In the entries below, find every line with "have" and copy it.

** Begin **

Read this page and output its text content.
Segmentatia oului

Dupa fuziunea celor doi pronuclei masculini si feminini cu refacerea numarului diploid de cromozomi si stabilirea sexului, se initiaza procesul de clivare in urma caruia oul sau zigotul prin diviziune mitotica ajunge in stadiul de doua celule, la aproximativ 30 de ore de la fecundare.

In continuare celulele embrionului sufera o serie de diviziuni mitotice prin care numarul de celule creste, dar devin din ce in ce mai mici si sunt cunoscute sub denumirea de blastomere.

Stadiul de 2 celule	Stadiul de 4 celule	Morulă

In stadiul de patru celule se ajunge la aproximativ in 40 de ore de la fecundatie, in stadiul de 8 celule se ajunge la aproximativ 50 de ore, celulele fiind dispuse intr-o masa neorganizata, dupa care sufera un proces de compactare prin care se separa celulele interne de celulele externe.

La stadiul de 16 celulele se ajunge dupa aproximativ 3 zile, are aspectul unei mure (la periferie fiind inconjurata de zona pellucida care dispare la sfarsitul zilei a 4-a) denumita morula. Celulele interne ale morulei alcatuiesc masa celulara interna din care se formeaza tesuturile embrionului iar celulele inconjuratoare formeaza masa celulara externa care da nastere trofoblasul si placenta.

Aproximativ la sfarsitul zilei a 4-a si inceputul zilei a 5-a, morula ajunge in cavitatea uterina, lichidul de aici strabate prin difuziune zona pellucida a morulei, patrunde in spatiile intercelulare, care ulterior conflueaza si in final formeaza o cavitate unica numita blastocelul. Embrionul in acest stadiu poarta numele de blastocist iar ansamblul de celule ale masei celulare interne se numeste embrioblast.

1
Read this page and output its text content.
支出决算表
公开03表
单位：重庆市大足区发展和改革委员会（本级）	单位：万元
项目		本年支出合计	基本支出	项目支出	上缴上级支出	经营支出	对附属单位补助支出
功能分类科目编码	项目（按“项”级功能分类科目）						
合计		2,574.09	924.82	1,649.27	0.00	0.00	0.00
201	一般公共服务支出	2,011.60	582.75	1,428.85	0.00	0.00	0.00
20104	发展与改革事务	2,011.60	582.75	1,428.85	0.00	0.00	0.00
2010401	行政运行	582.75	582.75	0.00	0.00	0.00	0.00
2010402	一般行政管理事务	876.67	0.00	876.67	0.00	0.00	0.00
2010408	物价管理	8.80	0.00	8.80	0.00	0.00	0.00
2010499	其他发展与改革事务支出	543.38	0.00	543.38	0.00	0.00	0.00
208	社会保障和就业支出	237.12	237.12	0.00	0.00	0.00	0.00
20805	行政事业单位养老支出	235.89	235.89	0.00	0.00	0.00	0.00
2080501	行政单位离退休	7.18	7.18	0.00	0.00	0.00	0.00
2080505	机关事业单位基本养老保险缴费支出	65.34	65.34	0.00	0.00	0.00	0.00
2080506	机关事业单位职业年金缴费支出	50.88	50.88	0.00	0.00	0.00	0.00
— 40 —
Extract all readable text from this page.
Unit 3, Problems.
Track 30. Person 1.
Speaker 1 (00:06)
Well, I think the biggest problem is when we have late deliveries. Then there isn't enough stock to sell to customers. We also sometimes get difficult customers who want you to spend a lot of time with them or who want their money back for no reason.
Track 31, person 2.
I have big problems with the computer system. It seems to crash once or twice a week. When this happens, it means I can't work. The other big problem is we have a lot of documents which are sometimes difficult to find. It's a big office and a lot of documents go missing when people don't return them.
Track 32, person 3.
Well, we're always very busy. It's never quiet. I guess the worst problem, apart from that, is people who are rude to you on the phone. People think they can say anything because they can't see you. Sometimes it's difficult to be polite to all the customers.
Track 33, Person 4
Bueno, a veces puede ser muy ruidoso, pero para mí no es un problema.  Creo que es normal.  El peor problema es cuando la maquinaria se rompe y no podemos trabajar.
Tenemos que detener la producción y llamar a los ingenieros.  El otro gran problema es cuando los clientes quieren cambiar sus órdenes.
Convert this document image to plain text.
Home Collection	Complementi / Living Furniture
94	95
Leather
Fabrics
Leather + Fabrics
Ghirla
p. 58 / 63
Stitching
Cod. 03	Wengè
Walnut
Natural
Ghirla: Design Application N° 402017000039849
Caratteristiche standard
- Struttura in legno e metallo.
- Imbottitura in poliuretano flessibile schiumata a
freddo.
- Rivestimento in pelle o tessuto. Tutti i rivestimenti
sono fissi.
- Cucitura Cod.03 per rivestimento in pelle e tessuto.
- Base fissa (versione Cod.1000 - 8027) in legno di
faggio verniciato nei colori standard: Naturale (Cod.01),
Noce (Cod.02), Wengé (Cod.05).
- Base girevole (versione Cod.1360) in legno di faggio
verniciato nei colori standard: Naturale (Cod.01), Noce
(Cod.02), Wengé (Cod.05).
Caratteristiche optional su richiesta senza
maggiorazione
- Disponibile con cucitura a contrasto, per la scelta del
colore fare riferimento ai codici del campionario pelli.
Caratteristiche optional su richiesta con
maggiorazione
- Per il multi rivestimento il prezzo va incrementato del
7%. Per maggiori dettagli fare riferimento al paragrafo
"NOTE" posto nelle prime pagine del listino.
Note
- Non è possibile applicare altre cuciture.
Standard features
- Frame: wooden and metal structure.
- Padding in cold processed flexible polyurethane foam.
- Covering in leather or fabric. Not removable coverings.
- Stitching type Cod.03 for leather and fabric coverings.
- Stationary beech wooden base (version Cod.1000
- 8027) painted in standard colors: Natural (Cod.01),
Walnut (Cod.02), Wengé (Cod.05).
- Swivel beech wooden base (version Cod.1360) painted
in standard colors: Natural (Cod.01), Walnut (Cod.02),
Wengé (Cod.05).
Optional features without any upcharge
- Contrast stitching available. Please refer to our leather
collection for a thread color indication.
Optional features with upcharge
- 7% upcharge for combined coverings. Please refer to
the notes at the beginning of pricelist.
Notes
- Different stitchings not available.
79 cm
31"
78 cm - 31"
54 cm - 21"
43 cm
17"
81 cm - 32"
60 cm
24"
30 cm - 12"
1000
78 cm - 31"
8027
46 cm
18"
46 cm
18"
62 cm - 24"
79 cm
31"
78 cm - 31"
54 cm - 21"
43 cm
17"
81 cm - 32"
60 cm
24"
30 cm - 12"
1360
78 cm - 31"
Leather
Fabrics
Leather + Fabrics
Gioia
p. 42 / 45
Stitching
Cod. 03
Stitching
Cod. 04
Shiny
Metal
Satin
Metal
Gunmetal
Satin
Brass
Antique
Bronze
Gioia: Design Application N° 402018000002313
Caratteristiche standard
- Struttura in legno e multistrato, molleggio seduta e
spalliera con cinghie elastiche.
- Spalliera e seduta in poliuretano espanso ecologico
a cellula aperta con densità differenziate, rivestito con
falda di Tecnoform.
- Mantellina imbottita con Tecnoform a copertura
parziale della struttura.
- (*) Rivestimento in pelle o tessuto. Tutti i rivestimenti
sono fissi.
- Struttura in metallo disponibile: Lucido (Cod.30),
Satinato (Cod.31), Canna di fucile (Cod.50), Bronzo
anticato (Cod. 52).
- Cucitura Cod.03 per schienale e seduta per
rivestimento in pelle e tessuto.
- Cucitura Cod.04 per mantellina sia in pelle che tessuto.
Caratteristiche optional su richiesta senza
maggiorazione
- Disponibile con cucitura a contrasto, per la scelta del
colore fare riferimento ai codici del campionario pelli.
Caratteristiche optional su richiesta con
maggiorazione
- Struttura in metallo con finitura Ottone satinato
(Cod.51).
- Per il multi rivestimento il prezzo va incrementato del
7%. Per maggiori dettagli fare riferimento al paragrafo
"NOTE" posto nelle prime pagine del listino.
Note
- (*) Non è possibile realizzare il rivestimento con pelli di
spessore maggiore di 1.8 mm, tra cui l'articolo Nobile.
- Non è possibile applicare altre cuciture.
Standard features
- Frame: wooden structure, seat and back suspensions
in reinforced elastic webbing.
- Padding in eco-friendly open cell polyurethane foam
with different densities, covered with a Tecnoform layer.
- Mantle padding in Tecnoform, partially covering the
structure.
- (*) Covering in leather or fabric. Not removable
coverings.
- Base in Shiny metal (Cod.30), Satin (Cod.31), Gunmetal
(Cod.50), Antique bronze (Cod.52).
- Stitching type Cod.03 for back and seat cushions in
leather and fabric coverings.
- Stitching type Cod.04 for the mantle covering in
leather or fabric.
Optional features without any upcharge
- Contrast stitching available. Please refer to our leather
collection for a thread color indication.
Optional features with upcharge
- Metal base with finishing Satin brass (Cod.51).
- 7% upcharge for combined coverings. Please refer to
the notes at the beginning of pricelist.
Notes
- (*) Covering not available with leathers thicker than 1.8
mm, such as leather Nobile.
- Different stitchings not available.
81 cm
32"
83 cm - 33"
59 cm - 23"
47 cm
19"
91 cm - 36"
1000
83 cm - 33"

** End **

Result of the task:
Well, I think the biggest problem is when we have late deliveries. Then there isn't enough stock to sell to customers. We also sometimes get difficult customers who want you to spend a lot of time with them or who want their money back for no reason.
I have big problems with the computer system. It seems to crash once or twice a week. When this happens, it means I can't work. The other big problem is we have a lot of documents which are sometimes difficult to find. It's a big office and a lot of documents go missing when people don't return them.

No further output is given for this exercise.